_Page text:_
Netflix’s recent hit miniseries The Queen’s Gambit may revolve around chess, but its players are far from black and white. Critics have already praised the show’s storytelling, with its characters’ complex relationships and emphasis on cooperation proving especially noteworthy. Also notable is the show’s willingness to humanise and redeem antagonists rather than lean into conflict-heavy trauma or drama. Yet there is another way Gambit stands out that has yet to be discussed: namely, through its positive representation of a woman genius.
For those unfamiliar with the show, The Queen’s Gambit is a seven-episode fictional miniseries following the life of an orphan chess prodigy, Beth Harmon (Anya Taylor-Joy). After being taught how to play chess by her orphanage’s janitor, Mr. Shaibel (Bill Camp), Beth grows in skill and confidence, beginning to play chess professionally following her adoption and eventually playing internationally. The story is ultimately one that celebrates tenacity, kindness, friendship, and mentorship – as well as the sheer joy of watching someone grow and excel.
Beth is a genius. Indeed, while she faces setbacks against more experienced chess opponents, her natural talent for the game is evident from the first episode, which shows her rapidly outstripping experienced players after only limited training. She is also shown imagining a chess board on the ceiling of her room each night and using it to play games against herself. Like an intellectual superpower, the brilliance of her mind is rarely questioned; and if other characters doubt her, they do not do so for long. The Queen’s Gambit stands out for how it chooses to let its heroine’s genius shine.
Such positive representation matters. Woman geniuses onscreen are too often portrayed in ways that purport to celebrate their brilliance, but in fact undermine or diminish it. Indeed, I would argue woman geniuses in film are frequently associated with tragedy, mental illness, heartbreak, and death, or some combination of these themes. While these associations do not necessarily have to be problematic, they become so if they are the primary lens through which directors and audiences understand genius in women. This is especially the case when genius is portrayed as stemming from inflicted trauma rather than being a quality inherent to the character.
Films about woman geniuses are already fewer than films about geniuses who are men. Films about male geniuses include Amadeus (1984), Rain Man (1988), Searching for Bobby Fischer (1993), Little Man Tate (1991), Pollock (2000), A Beautiful Mind (2001), Dark Matter (2008), The Imitation Game (2014), The Theory of Everything (2014), and At Eternity’s Gate (2018). While the biopic genre in particular offers a few woman-led counterparts, once has to reach further to find films about woman geniuses. The few that spring to mind are films about Virginia Woolf, such as The Hours (2002) or Vita & Virginia (2018); Sylvia Plath, as with Sylvia (2003); or Frida Kahlo, depicted in Frida (2002). In terms of science, Hidden Figures (2016) and Radioactive (2019) explore the lives and work of mathematician Katherine Johnson and physicist Marie Curie respectively. Depending on one’s definition of genius, one could potentially widen the net to include more films, but pickings remain limited nonetheless.
It is unsettling to consider how often films – particularly biopics – sensationalise and make central geniuses’ worst demons. The rationale from a filmmaking perspective is evident: a character’s struggle means onscreen conflict, heightened stakes, and a more dramatic, engaging film. However, such amplification of struggles can lead to a reinforced association between genius and struggle; genius and mental illness; genius and personal tragedy.

_Requirement:_ Pick up the essay on The Queen's Gambit and its portrayal of a woman genius right after its last sentence.

_Dataset extract:_
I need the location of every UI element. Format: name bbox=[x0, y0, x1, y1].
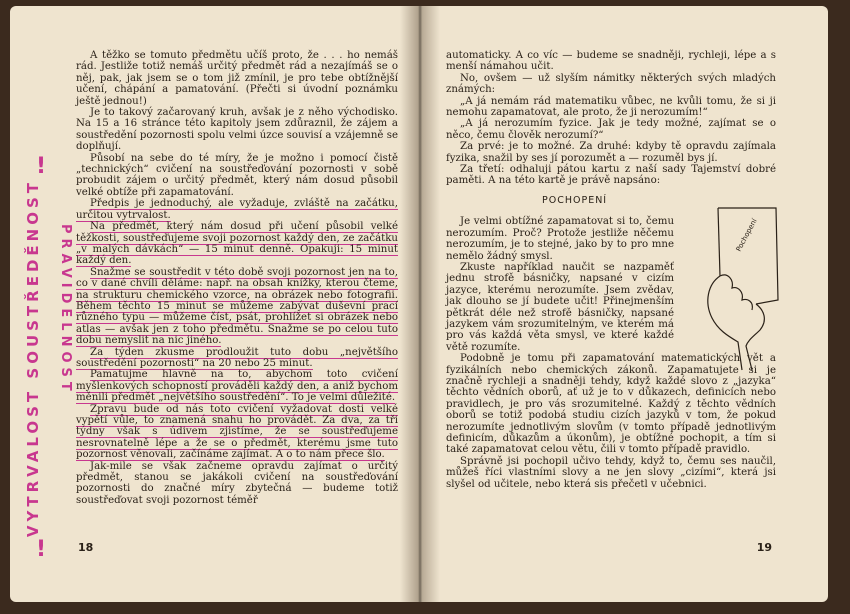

_Result for this exercise:_
Take Woolf or Plath, for example. Their fame today is owed as much to the mythology surrounding their tragedies as it is to their genius. Films about both women take care to illustrate their mental illness in voyeuristic detail: their distress is ever-amplified, and their instabilities are portrayed as weaving inextricably into their work. This narrative choice plays into the stereotype that women’s writing is above all personal, domestic, and semi-autobiographical (and therefore limited in scope and supposedly lacking innovation or genius). What’s more, both women’s suicides are either alluded to or depicted in these films in a grave slow motion that feels, frankly, grotesque when one realises this death – or foreshadowing of death – is being drawn out onscreen to titillate audiences.
I would argue the recurring emphasis on death, mental illness, and tragedy in films centring women (consider also La Vie En Rose (2007); My Week with Marilyn (2011); Judy (2019)) reflects the ease with which women can be linked to reductive and conservative stereotypes. Femininity already has connotations of fragility and vulnerability, not to mention accompanying archetypes of ‘beautiful young martyr’ or ‘tortured madwoman’ that recur so frequently in storytelling. Focusing on women’s pain, pathologising it, and depicting it as integral to their success or genius is a worn and tired storytelling convention, and one that plagues films about women.
At this point, one could ask: but what about the men? Doesn’t the mathematician in A Beautiful Mind suffer from paranoid schizophrenia? Didn’t Vincent Von Gogh have manic depression? What about the tragedy of Alan Turing?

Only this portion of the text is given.